## Objective
Gather, from the listing beneath this task, every line holding the string "OPERATION".

## Data
----
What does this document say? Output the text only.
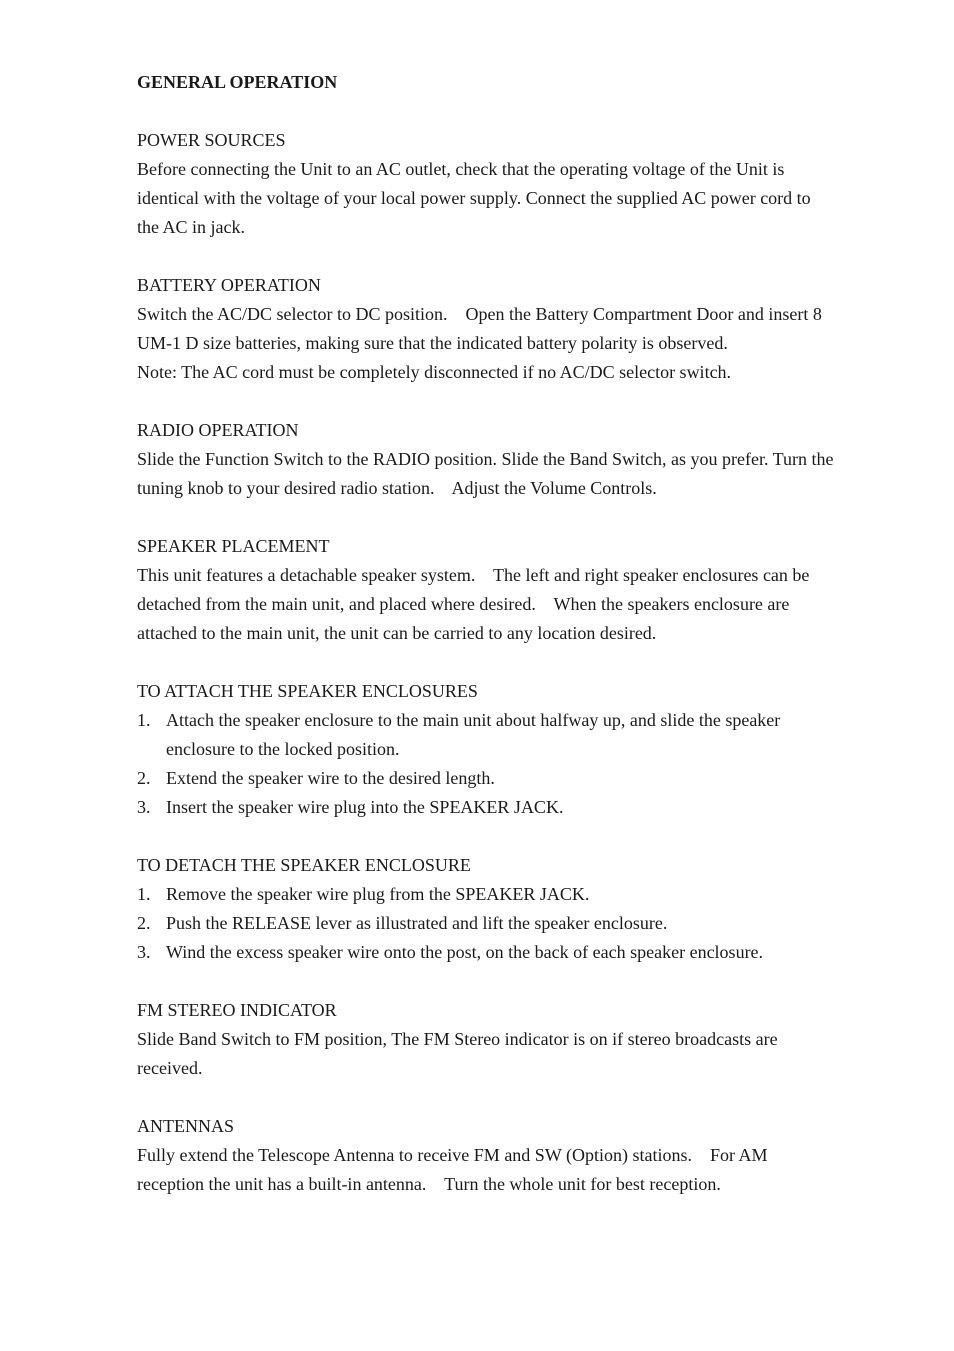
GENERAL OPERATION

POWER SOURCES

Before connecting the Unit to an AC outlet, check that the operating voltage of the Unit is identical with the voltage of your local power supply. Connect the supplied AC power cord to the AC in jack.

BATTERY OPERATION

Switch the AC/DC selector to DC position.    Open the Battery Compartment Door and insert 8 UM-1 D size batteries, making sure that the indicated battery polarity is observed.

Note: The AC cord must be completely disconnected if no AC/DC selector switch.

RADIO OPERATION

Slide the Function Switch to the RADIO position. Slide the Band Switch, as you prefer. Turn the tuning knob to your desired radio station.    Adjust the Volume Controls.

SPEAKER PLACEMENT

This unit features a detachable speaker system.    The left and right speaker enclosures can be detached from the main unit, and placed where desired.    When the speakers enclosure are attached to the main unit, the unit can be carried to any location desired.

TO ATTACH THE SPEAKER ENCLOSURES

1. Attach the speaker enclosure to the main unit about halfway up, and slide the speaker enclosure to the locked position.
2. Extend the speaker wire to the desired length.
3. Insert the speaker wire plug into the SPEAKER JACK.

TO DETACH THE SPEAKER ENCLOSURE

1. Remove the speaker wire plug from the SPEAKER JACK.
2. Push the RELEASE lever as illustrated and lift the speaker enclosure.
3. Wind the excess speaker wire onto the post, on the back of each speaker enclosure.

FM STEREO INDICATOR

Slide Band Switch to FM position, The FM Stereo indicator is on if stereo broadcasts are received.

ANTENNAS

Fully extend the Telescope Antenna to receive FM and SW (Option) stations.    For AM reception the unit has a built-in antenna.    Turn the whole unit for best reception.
----
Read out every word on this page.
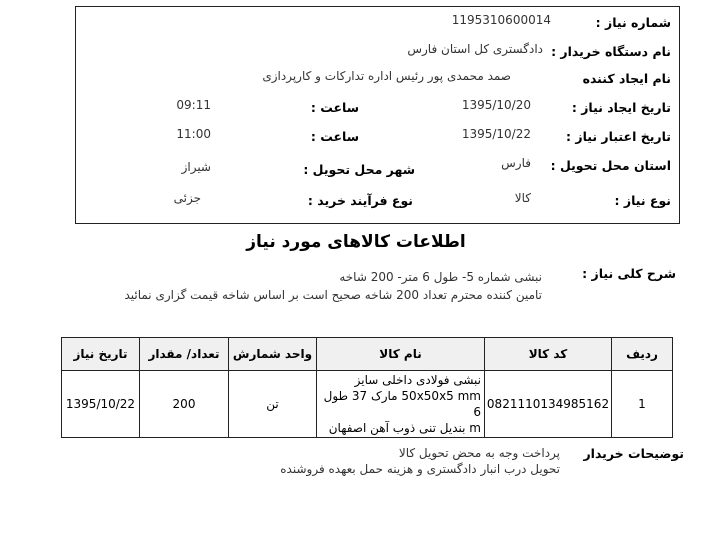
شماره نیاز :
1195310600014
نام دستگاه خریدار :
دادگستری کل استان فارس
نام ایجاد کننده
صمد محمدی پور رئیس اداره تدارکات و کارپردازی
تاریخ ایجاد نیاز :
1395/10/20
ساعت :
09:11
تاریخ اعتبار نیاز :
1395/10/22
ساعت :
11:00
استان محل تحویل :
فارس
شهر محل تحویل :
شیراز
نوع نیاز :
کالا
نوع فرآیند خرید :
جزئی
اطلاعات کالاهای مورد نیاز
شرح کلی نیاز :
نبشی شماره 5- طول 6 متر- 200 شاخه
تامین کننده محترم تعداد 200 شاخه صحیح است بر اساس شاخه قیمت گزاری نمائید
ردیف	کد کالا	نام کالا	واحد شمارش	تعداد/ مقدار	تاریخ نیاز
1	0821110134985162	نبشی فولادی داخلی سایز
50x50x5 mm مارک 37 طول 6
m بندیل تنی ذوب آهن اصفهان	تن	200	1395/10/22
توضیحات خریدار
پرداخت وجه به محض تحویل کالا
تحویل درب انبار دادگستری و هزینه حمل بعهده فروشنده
----
## Task solution
GENERAL OPERATION
BATTERY OPERATION
RADIO OPERATION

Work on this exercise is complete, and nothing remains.